(SHORT EXERCISE) Note each line where "thumb" appears, and copy it.

(DATA TO USE)
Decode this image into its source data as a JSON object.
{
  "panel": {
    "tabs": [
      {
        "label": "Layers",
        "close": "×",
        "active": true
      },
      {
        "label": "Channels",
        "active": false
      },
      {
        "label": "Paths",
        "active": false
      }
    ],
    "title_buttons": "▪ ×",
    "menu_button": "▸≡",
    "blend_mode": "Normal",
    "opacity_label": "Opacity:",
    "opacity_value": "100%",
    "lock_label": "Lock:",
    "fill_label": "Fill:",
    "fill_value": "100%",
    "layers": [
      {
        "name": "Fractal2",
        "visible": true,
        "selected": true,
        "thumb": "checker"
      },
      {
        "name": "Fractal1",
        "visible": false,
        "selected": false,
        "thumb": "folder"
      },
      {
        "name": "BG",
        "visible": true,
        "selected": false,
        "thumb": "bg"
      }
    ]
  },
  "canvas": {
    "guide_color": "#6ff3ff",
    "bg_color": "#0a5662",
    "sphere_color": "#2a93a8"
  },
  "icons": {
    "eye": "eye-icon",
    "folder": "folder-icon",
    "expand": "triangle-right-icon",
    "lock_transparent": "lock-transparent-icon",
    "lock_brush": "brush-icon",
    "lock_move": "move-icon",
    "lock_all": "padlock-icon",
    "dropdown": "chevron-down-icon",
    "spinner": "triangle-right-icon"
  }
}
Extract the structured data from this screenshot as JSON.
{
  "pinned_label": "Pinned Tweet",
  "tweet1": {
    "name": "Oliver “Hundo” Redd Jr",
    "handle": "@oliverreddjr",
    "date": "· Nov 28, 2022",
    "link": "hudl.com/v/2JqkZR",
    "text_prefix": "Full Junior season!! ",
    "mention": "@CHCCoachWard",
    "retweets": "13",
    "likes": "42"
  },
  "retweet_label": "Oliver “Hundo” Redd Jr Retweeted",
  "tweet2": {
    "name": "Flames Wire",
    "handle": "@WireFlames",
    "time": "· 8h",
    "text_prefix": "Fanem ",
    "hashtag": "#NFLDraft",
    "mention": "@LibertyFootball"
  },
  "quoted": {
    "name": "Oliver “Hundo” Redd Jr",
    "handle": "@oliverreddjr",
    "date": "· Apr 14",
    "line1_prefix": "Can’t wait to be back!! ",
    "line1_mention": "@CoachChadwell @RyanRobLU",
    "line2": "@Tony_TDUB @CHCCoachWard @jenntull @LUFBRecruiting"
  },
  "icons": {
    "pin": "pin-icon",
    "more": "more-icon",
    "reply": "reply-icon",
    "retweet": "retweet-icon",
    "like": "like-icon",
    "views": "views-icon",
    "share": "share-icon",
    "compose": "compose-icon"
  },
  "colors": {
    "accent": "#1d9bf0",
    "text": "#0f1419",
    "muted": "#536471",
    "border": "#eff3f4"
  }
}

(EXPECTED ANSWER)
        "thumb": "checker"
        "thumb": "folder"
        "thumb": "bg"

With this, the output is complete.